[Dataset entries]
━━━━━━━━
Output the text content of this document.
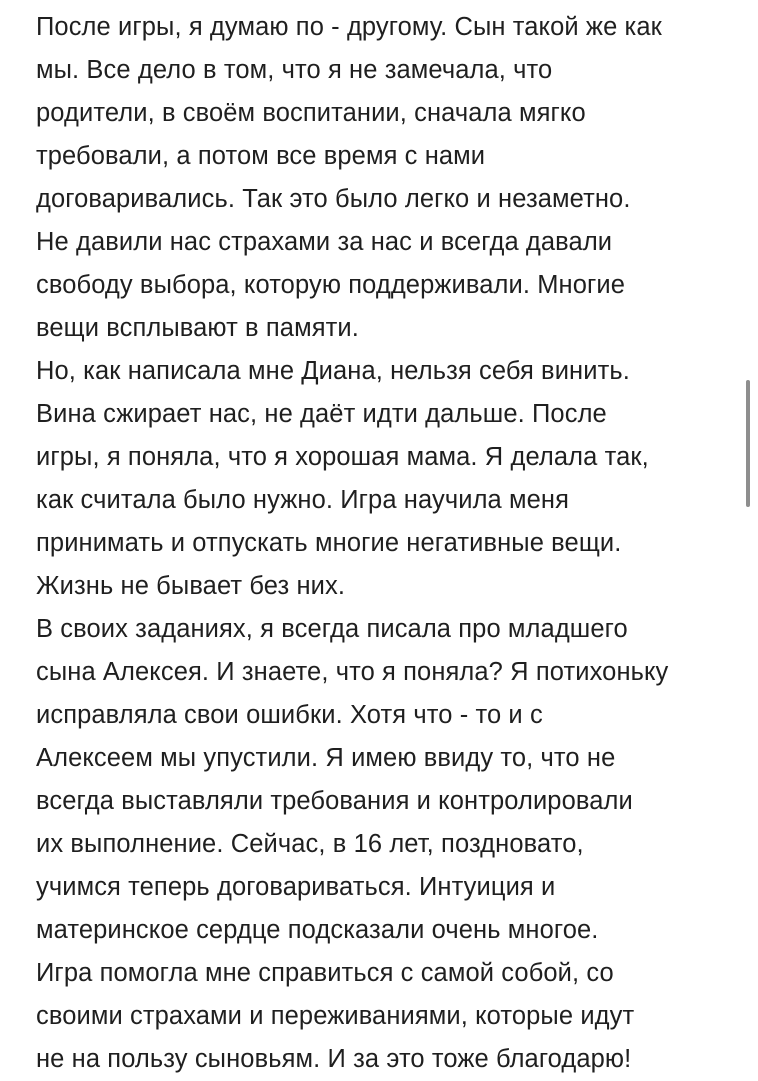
После игры, я думаю по - другому. Сын такой же как
мы. Все дело в том, что я не замечала, что
родители, в своём воспитании, сначала мягко
требовали, а потом все время с нами
договаривались. Так это было легко и незаметно.
Не давили нас страхами за нас и всегда давали
свободу выбора, которую поддерживали. Многие
вещи всплывают в памяти.
Но, как написала мне Диана, нельзя себя винить.
Вина сжирает нас, не даёт идти дальше. После
игры, я поняла, что я хорошая мама. Я делала так,
как считала было нужно. Игра научила меня
принимать и отпускать многие негативные вещи.
Жизнь не бывает без них.
В своих заданиях, я всегда писала про младшего
сына Алексея. И знаете, что я поняла? Я потихоньку
исправляла свои ошибки. Хотя что - то и с
Алексеем мы упустили. Я имею ввиду то, что не
всегда выставляли требования и контролировали
их выполнение. Сейчас, в 16 лет, поздновато,
учимся теперь договариваться. Интуиция и
материнское сердце подсказали очень многое.
Игра помогла мне справиться с самой собой, со
своими страхами и переживаниями, которые идут
не на пользу сыновьям. И за это тоже благодарю!
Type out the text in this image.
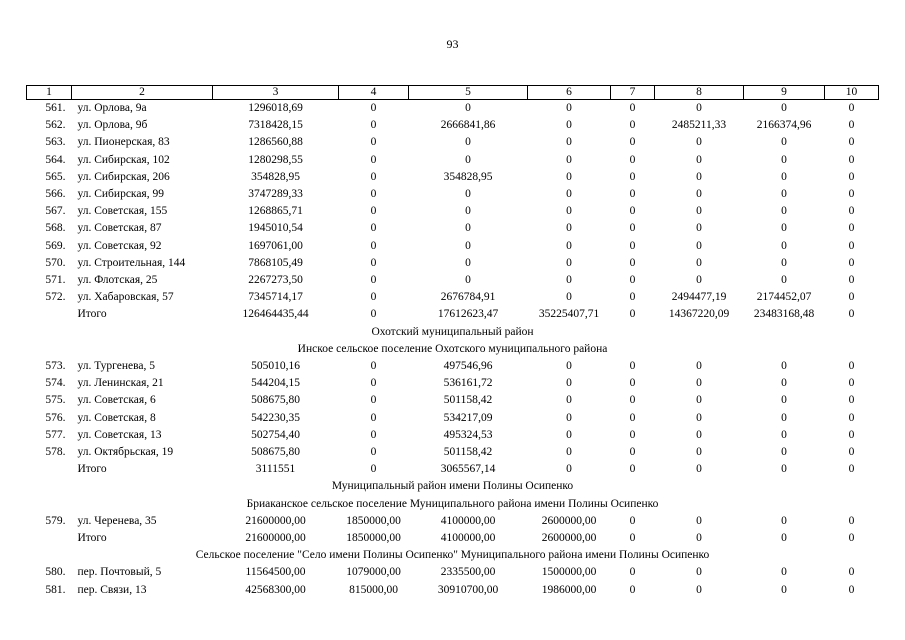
93
1	2	3	4	5	6	7	8	9	10
561.	ул. Орлова, 9а	1296018,69	0	0	0	0	0	0	0
562.	ул. Орлова, 9б	7318428,15	0	2666841,86	0	0	2485211,33	2166374,96	0
563.	ул. Пионерская, 83	1286560,88	0	0	0	0	0	0	0
564.	ул. Сибирская, 102	1280298,55	0	0	0	0	0	0	0
565.	ул. Сибирская, 206	354828,95	0	354828,95	0	0	0	0	0
566.	ул. Сибирская, 99	3747289,33	0	0	0	0	0	0	0
567.	ул. Советская, 155	1268865,71	0	0	0	0	0	0	0
568.	ул. Советская, 87	1945010,54	0	0	0	0	0	0	0
569.	ул. Советская, 92	1697061,00	0	0	0	0	0	0	0
570.	ул. Строительная, 144	7868105,49	0	0	0	0	0	0	0
571.	ул. Флотская, 25	2267273,50	0	0	0	0	0	0	0
572.	ул. Хабаровская, 57	7345714,17	0	2676784,91	0	0	2494477,19	2174452,07	0
	Итого	126464435,44	0	17612623,47	35225407,71	0	14367220,09	23483168,48	0
Охотский муниципальный район									
Инское сельское поселение Охотского муниципального района									
573.	ул. Тургенева, 5	505010,16	0	497546,96	0	0	0	0	0
574.	ул. Ленинская, 21	544204,15	0	536161,72	0	0	0	0	0
575.	ул. Советская, 6	508675,80	0	501158,42	0	0	0	0	0
576.	ул. Советская, 8	542230,35	0	534217,09	0	0	0	0	0
577.	ул. Советская, 13	502754,40	0	495324,53	0	0	0	0	0
578.	ул. Октябрьская, 19	508675,80	0	501158,42	0	0	0	0	0
	Итого	3111551	0	3065567,14	0	0	0	0	0
Муниципальный район имени Полины Осипенко									
Бриаканское сельское поселение Муниципального района имени Полины Осипенко									
579.	ул. Черенева, 35	21600000,00	1850000,00	4100000,00	2600000,00	0	0	0	0
	Итого	21600000,00	1850000,00	4100000,00	2600000,00	0	0	0	0
Сельское поселение "Село имени Полины Осипенко" Муниципального района имени Полины Осипенко									
580.	пер. Почтовый, 5	11564500,00	1079000,00	2335500,00	1500000,00	0	0	0	0
581.	пер. Связи, 13	42568300,00	815000,00	30910700,00	1986000,00	0	0	0	0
━━━━━━━━
Look over the records above and copy each line that includes the string "было".

договаривались. Так это было легко и незаметно.
как считала было нужно. Игра научила меня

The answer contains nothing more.